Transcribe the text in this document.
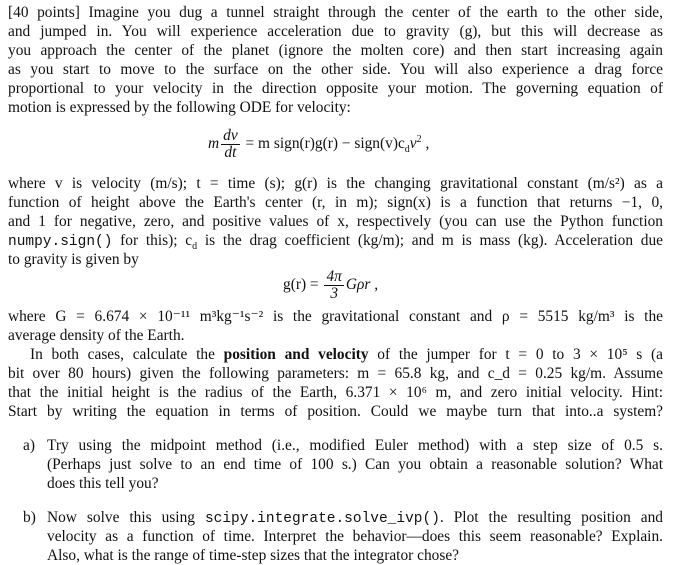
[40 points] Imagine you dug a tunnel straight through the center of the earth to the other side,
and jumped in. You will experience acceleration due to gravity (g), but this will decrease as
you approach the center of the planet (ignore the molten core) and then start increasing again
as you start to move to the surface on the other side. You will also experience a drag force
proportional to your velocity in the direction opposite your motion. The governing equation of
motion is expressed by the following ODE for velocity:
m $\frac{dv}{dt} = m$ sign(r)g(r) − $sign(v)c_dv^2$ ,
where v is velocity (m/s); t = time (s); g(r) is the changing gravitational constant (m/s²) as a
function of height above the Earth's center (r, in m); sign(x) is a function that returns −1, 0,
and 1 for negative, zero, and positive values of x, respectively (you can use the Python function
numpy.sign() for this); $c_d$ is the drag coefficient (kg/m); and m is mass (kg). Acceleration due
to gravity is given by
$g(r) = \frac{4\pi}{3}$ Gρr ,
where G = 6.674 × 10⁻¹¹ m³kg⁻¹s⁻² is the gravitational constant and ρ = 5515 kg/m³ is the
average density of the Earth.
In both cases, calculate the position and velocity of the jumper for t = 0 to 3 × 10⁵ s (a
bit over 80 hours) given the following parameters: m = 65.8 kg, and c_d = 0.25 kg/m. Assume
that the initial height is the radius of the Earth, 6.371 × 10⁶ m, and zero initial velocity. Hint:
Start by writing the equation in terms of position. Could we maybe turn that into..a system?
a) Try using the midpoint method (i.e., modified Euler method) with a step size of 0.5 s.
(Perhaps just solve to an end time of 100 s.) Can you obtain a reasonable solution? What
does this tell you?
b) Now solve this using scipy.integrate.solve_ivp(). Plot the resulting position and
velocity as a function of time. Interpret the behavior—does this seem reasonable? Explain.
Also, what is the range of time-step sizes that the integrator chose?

━━━━━━━━━━━━━━━━

Each record above should be copied character for character, with pictures dropped.

Transcribe the text in this document.
[40 points] Imagine you dug a tunnel straight through the center of the earth to the other side,
and jumped in. You will experience acceleration due to gravity (g), but this will decrease as
you approach the center of the planet (ignore the molten core) and then start increasing again
as you start to move to the surface on the other side. You will also experience a drag force
proportional to your velocity in the direction opposite your motion. The governing equation of
motion is expressed by the following ODE for velocity:
m $\frac{dv}{dt} = m$ sign(r)g(r) − $sign(v)c_dv^2$ ,
where v is velocity (m/s); t = time (s); g(r) is the changing gravitational constant (m/s²) as a
function of height above the Earth's center (r, in m); sign(x) is a function that returns −1, 0,
and 1 for negative, zero, and positive values of x, respectively (you can use the Python function
numpy.sign() for this); $c_d$ is the drag coefficient (kg/m); and m is mass (kg). Acceleration due
to gravity is given by
$g(r) = \frac{4\pi}{3}$ Gρr ,
where G = 6.674 × 10⁻¹¹ m³kg⁻¹s⁻² is the gravitational constant and ρ = 5515 kg/m³ is the
average density of the Earth.
In both cases, calculate the position and velocity of the jumper for t = 0 to 3 × 10⁵ s (a
bit over 80 hours) given the following parameters: m = 65.8 kg, and c_d = 0.25 kg/m. Assume
that the initial height is the radius of the Earth, 6.371 × 10⁶ m, and zero initial velocity. Hint:
Start by writing the equation in terms of position. Could we maybe turn that into..a system?
a) Try using the midpoint method (i.e., modified Euler method) with a step size of 0.5 s.
(Perhaps just solve to an end time of 100 s.) Can you obtain a reasonable solution? What
does this tell you?
b) Now solve this using scipy.integrate.solve_ivp(). Plot the resulting position and
velocity as a function of time. Interpret the behavior—does this seem reasonable? Explain.
Also, what is the range of time-step sizes that the integrator chose?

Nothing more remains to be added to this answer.